==== Exercise inputs

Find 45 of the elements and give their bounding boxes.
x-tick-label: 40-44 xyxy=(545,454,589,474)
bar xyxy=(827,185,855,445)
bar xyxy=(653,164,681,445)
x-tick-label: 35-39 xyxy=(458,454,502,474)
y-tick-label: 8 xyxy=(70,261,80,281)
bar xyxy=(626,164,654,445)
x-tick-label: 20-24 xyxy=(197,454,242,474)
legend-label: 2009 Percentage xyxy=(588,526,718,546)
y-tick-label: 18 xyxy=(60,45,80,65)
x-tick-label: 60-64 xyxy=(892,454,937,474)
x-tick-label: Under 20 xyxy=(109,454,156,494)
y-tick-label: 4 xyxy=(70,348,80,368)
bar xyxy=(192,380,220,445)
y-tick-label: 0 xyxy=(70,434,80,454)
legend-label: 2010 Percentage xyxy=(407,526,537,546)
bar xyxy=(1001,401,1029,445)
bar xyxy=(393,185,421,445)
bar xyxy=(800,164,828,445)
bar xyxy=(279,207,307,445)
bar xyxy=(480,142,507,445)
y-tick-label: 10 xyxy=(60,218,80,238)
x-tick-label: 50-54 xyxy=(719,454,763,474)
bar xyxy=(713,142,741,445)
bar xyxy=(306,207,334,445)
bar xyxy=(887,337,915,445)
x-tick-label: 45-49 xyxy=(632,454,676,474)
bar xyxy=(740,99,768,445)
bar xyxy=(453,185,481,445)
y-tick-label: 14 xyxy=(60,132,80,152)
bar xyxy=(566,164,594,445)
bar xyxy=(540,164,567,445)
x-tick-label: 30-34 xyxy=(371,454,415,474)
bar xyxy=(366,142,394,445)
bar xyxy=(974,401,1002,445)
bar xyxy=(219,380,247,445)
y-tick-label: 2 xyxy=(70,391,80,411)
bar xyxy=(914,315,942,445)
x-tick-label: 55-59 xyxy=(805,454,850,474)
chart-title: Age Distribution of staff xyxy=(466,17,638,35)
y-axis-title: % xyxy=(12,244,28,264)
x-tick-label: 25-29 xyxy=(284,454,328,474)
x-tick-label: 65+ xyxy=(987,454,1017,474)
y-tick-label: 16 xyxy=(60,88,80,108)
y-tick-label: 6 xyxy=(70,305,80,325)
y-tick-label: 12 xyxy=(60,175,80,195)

========

#### Exercise goal:
Copy the material above word for word, keeping every line as it appears.

#### Response for this exercise:
Find 45 of the elements and give their bounding boxes.
x-tick-label: 40-44 xyxy=(545,454,589,474)
bar xyxy=(827,185,855,445)
bar xyxy=(653,164,681,445)
x-tick-label: 35-39 xyxy=(458,454,502,474)
y-tick-label: 8 xyxy=(70,261,80,281)
bar xyxy=(626,164,654,445)
x-tick-label: 20-24 xyxy=(197,454,242,474)
legend-label: 2009 Percentage xyxy=(588,526,718,546)
y-tick-label: 18 xyxy=(60,45,80,65)
x-tick-label: 60-64 xyxy=(892,454,937,474)
x-tick-label: Under 20 xyxy=(109,454,156,494)
y-tick-label: 4 xyxy=(70,348,80,368)
bar xyxy=(192,380,220,445)
y-tick-label: 0 xyxy=(70,434,80,454)
legend-label: 2010 Percentage xyxy=(407,526,537,546)
bar xyxy=(1001,401,1029,445)
bar xyxy=(393,185,421,445)
bar xyxy=(800,164,828,445)
bar xyxy=(279,207,307,445)
bar xyxy=(480,142,507,445)
y-tick-label: 10 xyxy=(60,218,80,238)
x-tick-label: 50-54 xyxy=(719,454,763,474)
bar xyxy=(713,142,741,445)
bar xyxy=(306,207,334,445)
bar xyxy=(887,337,915,445)
x-tick-label: 45-49 xyxy=(632,454,676,474)
bar xyxy=(740,99,768,445)
bar xyxy=(453,185,481,445)
y-tick-label: 14 xyxy=(60,132,80,152)
bar xyxy=(566,164,594,445)
bar xyxy=(540,164,567,445)
x-tick-label: 30-34 xyxy=(371,454,415,474)
bar xyxy=(366,142,394,445)
bar xyxy=(974,401,1002,445)
bar xyxy=(219,380,247,445)
y-tick-label: 2 xyxy=(70,391,80,411)
bar xyxy=(914,315,942,445)
x-tick-label: 55-59 xyxy=(805,454,850,474)
chart-title: Age Distribution of staff xyxy=(466,17,638,35)
y-axis-title: % xyxy=(12,244,28,264)
x-tick-label: 25-29 xyxy=(284,454,328,474)
x-tick-label: 65+ xyxy=(987,454,1017,474)
y-tick-label: 16 xyxy=(60,88,80,108)
y-tick-label: 6 xyxy=(70,305,80,325)
y-tick-label: 12 xyxy=(60,175,80,195)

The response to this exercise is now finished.